Source data:
- - - - -

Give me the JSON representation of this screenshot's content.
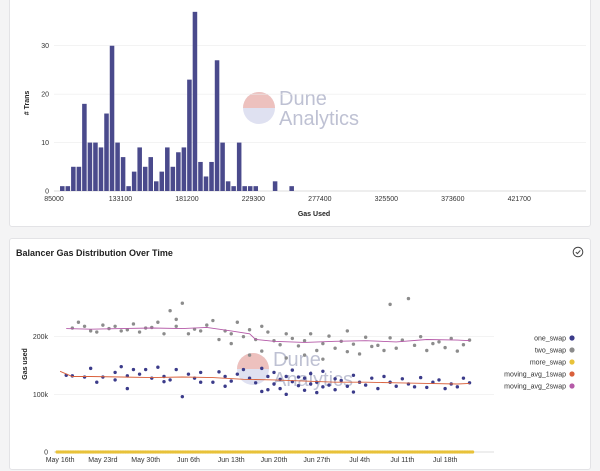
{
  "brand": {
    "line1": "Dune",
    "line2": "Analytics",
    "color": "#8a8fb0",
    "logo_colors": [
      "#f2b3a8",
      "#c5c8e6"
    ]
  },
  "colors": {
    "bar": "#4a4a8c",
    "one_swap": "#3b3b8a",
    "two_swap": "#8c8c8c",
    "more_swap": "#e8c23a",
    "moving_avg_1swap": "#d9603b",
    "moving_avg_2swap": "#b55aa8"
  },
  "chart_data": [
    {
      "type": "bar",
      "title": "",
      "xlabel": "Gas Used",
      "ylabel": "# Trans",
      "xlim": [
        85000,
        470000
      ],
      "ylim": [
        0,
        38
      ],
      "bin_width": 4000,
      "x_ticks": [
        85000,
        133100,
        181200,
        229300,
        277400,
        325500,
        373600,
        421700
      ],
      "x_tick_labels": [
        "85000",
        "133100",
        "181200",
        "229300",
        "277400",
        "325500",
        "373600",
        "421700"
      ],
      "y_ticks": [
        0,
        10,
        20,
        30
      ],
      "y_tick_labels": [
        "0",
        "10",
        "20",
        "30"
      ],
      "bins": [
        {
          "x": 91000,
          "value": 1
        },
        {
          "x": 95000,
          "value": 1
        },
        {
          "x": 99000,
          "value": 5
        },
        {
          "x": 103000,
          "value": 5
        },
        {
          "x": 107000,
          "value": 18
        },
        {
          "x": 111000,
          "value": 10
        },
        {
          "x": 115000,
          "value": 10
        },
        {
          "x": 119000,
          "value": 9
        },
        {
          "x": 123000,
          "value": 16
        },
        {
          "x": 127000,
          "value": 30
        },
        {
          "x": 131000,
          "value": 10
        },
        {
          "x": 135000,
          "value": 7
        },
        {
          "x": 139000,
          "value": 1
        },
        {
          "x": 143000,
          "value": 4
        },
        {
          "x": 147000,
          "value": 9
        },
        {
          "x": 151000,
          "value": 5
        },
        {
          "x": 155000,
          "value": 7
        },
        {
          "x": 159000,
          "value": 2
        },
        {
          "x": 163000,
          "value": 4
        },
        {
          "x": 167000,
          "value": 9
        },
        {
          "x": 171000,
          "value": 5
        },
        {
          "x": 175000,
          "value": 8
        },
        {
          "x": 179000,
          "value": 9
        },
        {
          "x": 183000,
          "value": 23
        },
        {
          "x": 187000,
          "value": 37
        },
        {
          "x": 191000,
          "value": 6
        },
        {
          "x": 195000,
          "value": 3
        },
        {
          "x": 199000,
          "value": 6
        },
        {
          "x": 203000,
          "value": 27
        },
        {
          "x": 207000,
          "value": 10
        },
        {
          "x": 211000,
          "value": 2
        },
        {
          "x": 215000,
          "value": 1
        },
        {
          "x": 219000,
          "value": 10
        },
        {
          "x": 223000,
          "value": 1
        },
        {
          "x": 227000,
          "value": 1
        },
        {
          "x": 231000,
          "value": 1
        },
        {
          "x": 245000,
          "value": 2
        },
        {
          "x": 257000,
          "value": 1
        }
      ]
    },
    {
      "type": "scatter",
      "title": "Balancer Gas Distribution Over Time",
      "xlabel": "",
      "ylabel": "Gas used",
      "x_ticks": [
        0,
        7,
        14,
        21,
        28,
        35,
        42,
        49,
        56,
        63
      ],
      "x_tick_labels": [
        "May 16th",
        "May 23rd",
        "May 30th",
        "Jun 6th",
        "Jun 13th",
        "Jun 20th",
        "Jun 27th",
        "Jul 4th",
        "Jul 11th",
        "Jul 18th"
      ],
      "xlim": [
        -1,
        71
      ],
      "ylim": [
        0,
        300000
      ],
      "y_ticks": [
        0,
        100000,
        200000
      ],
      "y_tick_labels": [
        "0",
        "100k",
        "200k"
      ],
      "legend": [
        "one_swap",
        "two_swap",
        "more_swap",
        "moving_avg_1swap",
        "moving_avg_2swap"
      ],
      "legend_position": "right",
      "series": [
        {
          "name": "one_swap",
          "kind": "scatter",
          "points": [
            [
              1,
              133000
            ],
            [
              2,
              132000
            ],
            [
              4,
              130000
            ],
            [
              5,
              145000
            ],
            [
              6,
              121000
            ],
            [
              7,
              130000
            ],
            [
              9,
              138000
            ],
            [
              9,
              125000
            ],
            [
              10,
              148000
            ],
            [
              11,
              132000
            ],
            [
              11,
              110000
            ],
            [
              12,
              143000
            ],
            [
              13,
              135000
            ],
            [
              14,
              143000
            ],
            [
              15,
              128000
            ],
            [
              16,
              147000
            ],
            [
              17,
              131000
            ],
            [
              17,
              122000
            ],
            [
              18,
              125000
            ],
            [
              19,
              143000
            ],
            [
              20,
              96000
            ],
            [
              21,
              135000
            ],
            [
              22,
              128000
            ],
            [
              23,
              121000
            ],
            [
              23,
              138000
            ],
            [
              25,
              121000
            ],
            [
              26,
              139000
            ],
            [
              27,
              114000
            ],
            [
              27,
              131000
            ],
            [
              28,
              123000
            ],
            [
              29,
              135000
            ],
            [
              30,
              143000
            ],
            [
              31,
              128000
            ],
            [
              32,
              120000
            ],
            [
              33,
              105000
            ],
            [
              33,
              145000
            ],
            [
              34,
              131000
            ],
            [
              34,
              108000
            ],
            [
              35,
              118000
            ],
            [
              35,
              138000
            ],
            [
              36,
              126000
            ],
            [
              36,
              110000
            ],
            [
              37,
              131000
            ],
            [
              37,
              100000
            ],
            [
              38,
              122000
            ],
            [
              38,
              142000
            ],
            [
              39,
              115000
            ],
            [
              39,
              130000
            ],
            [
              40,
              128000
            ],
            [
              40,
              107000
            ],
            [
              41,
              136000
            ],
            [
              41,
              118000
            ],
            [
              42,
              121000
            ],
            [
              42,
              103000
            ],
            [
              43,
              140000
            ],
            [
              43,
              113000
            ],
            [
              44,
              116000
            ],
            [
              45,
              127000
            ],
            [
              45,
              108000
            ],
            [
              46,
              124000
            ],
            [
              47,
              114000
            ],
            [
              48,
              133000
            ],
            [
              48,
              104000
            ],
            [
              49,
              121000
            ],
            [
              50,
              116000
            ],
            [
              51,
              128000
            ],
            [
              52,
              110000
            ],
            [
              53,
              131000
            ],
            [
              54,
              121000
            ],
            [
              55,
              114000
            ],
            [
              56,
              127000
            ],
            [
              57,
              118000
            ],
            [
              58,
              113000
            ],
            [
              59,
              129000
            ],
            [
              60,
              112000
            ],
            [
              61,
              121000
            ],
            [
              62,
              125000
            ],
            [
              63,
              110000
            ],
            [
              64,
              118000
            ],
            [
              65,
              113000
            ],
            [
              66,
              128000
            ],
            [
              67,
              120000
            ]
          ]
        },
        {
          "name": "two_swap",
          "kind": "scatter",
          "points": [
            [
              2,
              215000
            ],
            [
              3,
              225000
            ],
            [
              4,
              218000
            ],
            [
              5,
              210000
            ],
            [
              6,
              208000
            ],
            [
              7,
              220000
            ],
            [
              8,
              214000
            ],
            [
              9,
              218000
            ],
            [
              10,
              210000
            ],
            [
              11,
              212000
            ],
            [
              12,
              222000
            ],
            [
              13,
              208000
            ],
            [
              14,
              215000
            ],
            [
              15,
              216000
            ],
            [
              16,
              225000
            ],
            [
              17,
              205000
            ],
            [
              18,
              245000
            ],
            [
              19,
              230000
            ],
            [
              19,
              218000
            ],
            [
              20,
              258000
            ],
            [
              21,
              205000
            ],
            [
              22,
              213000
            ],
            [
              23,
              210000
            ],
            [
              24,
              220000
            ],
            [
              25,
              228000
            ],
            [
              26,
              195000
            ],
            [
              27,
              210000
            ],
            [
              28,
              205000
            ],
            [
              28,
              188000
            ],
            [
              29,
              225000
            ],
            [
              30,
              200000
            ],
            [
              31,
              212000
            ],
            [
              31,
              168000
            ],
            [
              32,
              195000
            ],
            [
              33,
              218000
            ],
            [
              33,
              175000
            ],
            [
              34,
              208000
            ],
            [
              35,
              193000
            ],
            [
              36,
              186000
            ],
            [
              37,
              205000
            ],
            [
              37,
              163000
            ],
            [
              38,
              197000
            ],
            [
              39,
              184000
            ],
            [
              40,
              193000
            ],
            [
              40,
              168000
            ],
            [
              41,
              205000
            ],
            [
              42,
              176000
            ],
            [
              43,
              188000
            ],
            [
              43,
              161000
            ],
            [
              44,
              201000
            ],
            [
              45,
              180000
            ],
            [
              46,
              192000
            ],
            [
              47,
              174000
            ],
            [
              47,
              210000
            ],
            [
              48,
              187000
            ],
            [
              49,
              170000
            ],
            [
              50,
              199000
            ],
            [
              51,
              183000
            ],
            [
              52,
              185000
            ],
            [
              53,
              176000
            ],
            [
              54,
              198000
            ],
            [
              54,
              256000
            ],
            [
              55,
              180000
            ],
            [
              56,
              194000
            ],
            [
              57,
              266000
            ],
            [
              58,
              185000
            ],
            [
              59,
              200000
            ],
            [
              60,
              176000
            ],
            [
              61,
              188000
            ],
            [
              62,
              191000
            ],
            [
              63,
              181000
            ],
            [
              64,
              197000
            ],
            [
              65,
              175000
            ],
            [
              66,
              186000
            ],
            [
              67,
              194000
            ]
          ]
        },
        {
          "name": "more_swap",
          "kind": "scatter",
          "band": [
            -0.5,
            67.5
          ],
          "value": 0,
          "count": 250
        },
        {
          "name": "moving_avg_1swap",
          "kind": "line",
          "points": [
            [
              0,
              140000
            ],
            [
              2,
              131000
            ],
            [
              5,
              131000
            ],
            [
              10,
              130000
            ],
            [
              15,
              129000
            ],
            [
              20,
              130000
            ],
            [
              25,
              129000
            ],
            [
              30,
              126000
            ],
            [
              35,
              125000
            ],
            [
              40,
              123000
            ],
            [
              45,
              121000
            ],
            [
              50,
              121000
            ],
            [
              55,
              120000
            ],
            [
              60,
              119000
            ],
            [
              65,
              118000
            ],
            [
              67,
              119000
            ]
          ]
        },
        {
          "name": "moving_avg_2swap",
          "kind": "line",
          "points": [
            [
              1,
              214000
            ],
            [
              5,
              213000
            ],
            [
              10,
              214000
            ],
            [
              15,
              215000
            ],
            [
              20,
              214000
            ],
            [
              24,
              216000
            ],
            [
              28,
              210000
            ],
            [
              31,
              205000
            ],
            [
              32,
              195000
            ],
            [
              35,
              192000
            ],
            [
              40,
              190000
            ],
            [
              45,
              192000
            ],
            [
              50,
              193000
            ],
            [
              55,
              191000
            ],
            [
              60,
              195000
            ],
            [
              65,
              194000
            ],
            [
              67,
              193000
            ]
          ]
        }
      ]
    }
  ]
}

- - - - -

Exercise aim:
Copy every line in the entries above that has the string "title" in it.

Task solution:
      "title": "",
      "title": "Balancer Gas Distribution Over Time",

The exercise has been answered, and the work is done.